- _Problem statement_
Pick out each line of the records in which the word "from" appears.

>> BEGIN Supplied data

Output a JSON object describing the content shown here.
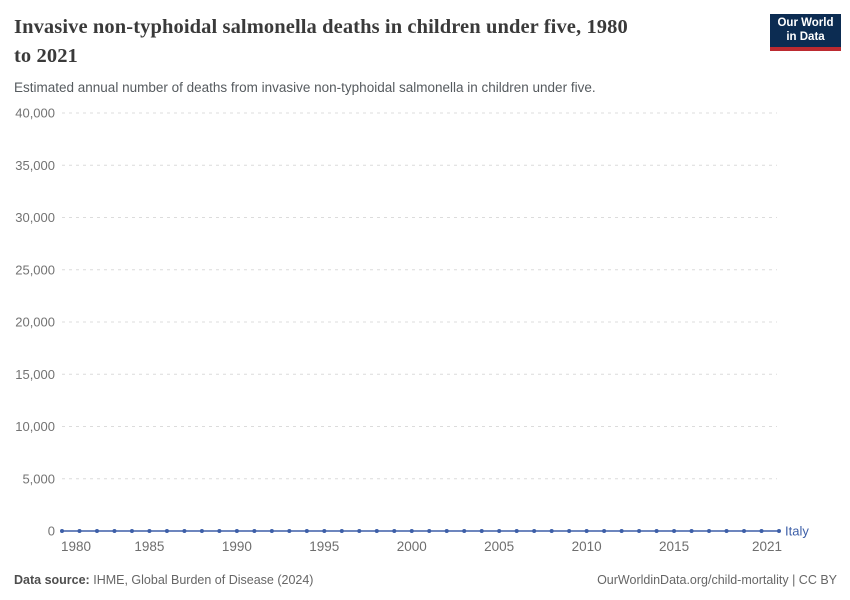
{
  "header": {
    "title": "Invasive non-typhoidal salmonella deaths in children under five, 1980 to 2021",
    "title_line1": "Invasive non-typhoidal salmonella deaths in children under five, 1980",
    "title_line2": "to 2021",
    "subtitle": "Estimated annual number of deaths from invasive non-typhoidal salmonella in children under five."
  },
  "logo": {
    "line1": "Our World",
    "line2": "in Data",
    "bg_color": "#0c2c52",
    "accent_color": "#bc2a30"
  },
  "footer": {
    "datasource_label": "Data source:",
    "datasource_value": "IHME, Global Burden of Disease (2024)",
    "link": "OurWorldinData.org/child-mortality",
    "separator": "|",
    "license": "CC BY"
  },
  "chart_data": {
    "type": "line",
    "title": "Invasive non-typhoidal salmonella deaths in children under five, 1980 to 2021",
    "xlabel": "",
    "ylabel": "",
    "xlim": [
      1980,
      2021
    ],
    "ylim": [
      0,
      40000
    ],
    "xticks": [
      1980,
      1985,
      1990,
      1995,
      2000,
      2005,
      2010,
      2015,
      2021
    ],
    "yticks": [
      0,
      5000,
      10000,
      15000,
      20000,
      25000,
      30000,
      35000,
      40000
    ],
    "grid": "horizontal-dashed",
    "legend_position": "end-of-line",
    "x": [
      1980,
      1981,
      1982,
      1983,
      1984,
      1985,
      1986,
      1987,
      1988,
      1989,
      1990,
      1991,
      1992,
      1993,
      1994,
      1995,
      1996,
      1997,
      1998,
      1999,
      2000,
      2001,
      2002,
      2003,
      2004,
      2005,
      2006,
      2007,
      2008,
      2009,
      2010,
      2011,
      2012,
      2013,
      2014,
      2015,
      2016,
      2017,
      2018,
      2019,
      2020,
      2021
    ],
    "series": [
      {
        "name": "Italy",
        "color": "#3d5fa8",
        "values": [
          0,
          0,
          0,
          0,
          0,
          0,
          0,
          0,
          0,
          0,
          0,
          0,
          0,
          0,
          0,
          0,
          0,
          0,
          0,
          0,
          0,
          0,
          0,
          0,
          0,
          0,
          0,
          0,
          0,
          0,
          0,
          0,
          0,
          0,
          0,
          0,
          0,
          0,
          0,
          0,
          0,
          0
        ]
      }
    ]
  }
}
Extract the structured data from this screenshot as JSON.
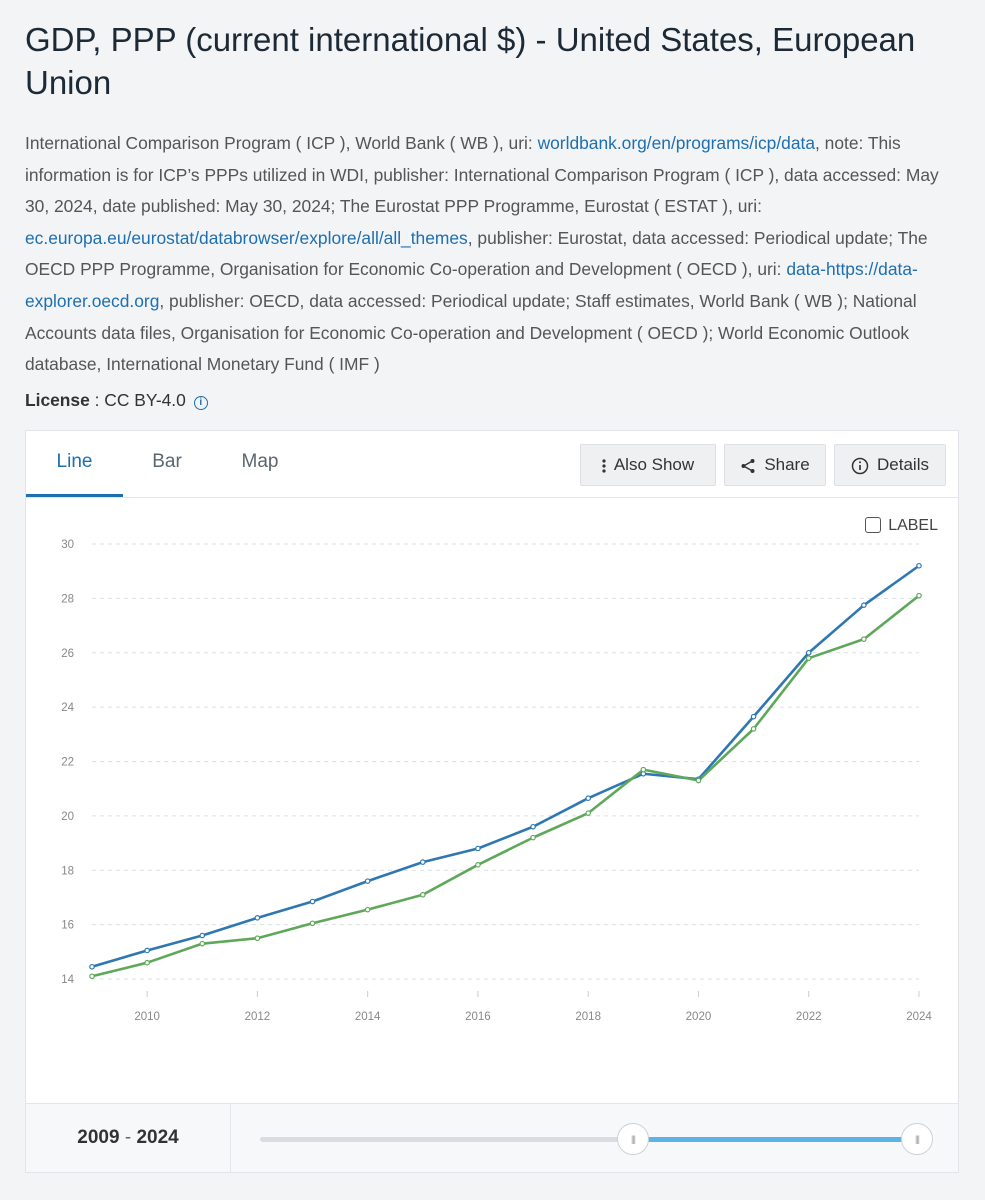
{
  "title": "GDP, PPP (current international $) - United States, European Union",
  "meta": {
    "t1": "International Comparison Program ( ICP ), World Bank ( WB ), uri: ",
    "l1": "worldbank.org/en/programs/icp/data",
    "t2": ", note: This information is for ICP’s PPPs utilized in WDI, publisher: International Comparison Program ( ICP ), data accessed: May 30, 2024, date published: May 30, 2024; The Eurostat PPP Programme, Eurostat ( ESTAT ), uri: ",
    "l2": "ec.europa.eu/eurostat/databrowser/explore/all/all_themes",
    "t3": ", publisher: Eurostat, data accessed: Periodical update; The OECD PPP Programme, Organisation for Economic Co-operation and Development ( OECD ), uri: ",
    "l3": "data-https://data-explorer.oecd.org",
    "t4": ", publisher: OECD, data accessed: Periodical update; Staff estimates, World Bank ( WB ); National Accounts data files, Organisation for Economic Co-operation and Development ( OECD ); World Economic Outlook database, International Monetary Fund ( IMF )"
  },
  "license": {
    "label": "License",
    "sep": " : ",
    "value": "CC BY-4.0",
    "icon": "info-icon"
  },
  "tabs": [
    "Line",
    "Bar",
    "Map"
  ],
  "toolbar": {
    "also_show": "Also Show",
    "share": "Share",
    "details": "Details"
  },
  "label_toggle": "LABEL",
  "range": {
    "start": "2009",
    "sep": " - ",
    "end": "2024"
  },
  "colors": {
    "us": "#2f77b3",
    "eu": "#5ea85a",
    "accent": "#1e6fb2",
    "grid": "#dcdfe3"
  },
  "chart_data": {
    "type": "line",
    "x": [
      2009,
      2010,
      2011,
      2012,
      2013,
      2014,
      2015,
      2016,
      2017,
      2018,
      2019,
      2020,
      2021,
      2022,
      2023,
      2024
    ],
    "series": [
      {
        "values": [
          14.45,
          15.05,
          15.6,
          16.25,
          16.85,
          17.6,
          18.3,
          18.8,
          19.6,
          20.65,
          21.55,
          21.35,
          23.65,
          26.0,
          27.75,
          29.2
        ]
      },
      {
        "values": [
          14.1,
          14.6,
          15.3,
          15.5,
          16.05,
          16.55,
          17.1,
          18.2,
          19.2,
          20.1,
          21.7,
          21.3,
          23.2,
          25.8,
          26.5,
          28.1
        ]
      }
    ],
    "xticks": [
      2010,
      2012,
      2014,
      2016,
      2018,
      2020,
      2022,
      2024
    ],
    "yticks": [
      14,
      16,
      18,
      20,
      22,
      24,
      26,
      28,
      30
    ],
    "ylim": [
      14,
      30
    ],
    "xlim": [
      2009,
      2024
    ],
    "grid": "horizontal-dashed",
    "legend": "none"
  }
}
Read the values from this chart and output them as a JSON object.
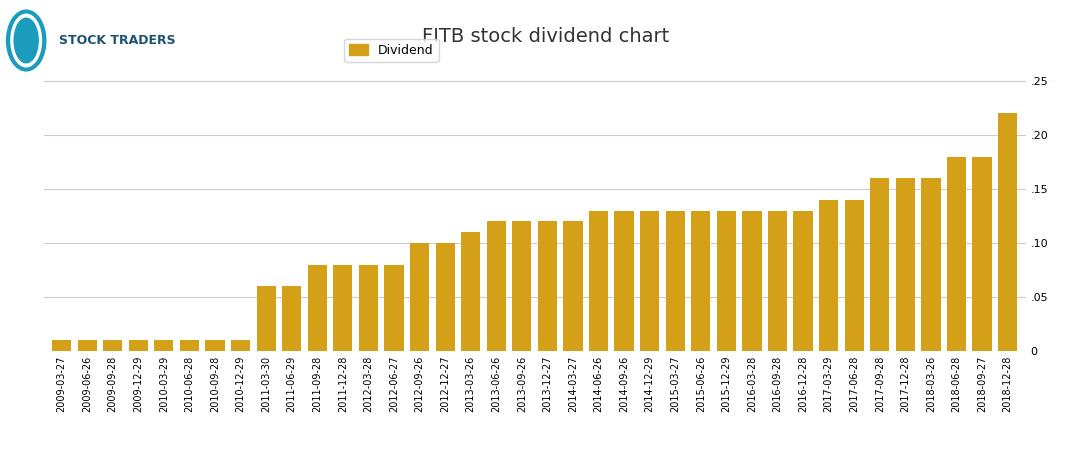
{
  "title": "FITB stock dividend chart",
  "bar_color": "#D4A017",
  "legend_label": "Dividend",
  "ylim": [
    0,
    0.25
  ],
  "yticks": [
    0,
    0.05,
    0.1,
    0.15,
    0.2,
    0.25
  ],
  "background_color": "#ffffff",
  "grid_color": "#cccccc",
  "header_line_color": "#aaaaaa",
  "categories": [
    "2009-03-27",
    "2009-06-26",
    "2009-09-28",
    "2009-12-29",
    "2010-03-29",
    "2010-06-28",
    "2010-09-28",
    "2010-12-29",
    "2011-03-30",
    "2011-06-29",
    "2011-09-28",
    "2011-12-28",
    "2012-03-28",
    "2012-06-27",
    "2012-09-26",
    "2012-12-27",
    "2013-03-26",
    "2013-06-26",
    "2013-09-26",
    "2013-12-27",
    "2014-03-27",
    "2014-06-26",
    "2014-09-26",
    "2014-12-29",
    "2015-03-27",
    "2015-06-26",
    "2015-12-29",
    "2016-03-28",
    "2016-09-28",
    "2016-12-28",
    "2017-03-29",
    "2017-06-28",
    "2017-09-28",
    "2017-12-28",
    "2018-03-26",
    "2018-06-28",
    "2018-09-27",
    "2018-12-28"
  ],
  "values": [
    0.01,
    0.01,
    0.01,
    0.01,
    0.01,
    0.01,
    0.01,
    0.01,
    0.06,
    0.06,
    0.08,
    0.08,
    0.08,
    0.08,
    0.1,
    0.1,
    0.11,
    0.12,
    0.12,
    0.12,
    0.12,
    0.13,
    0.13,
    0.13,
    0.13,
    0.13,
    0.13,
    0.13,
    0.13,
    0.13,
    0.14,
    0.14,
    0.16,
    0.16,
    0.16,
    0.18,
    0.18,
    0.22
  ],
  "title_fontsize": 14,
  "legend_fontsize": 9,
  "tick_fontsize": 8,
  "xtick_fontsize": 7
}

>> END Supplied data

- _Answer to this problem_
    "subtitle": "Estimated annual number of deaths from invasive non-typhoidal salmonella in children under five."
Extract the structured data from this screenshot as JSON.
Read the values from this chart and output them as a JSON object.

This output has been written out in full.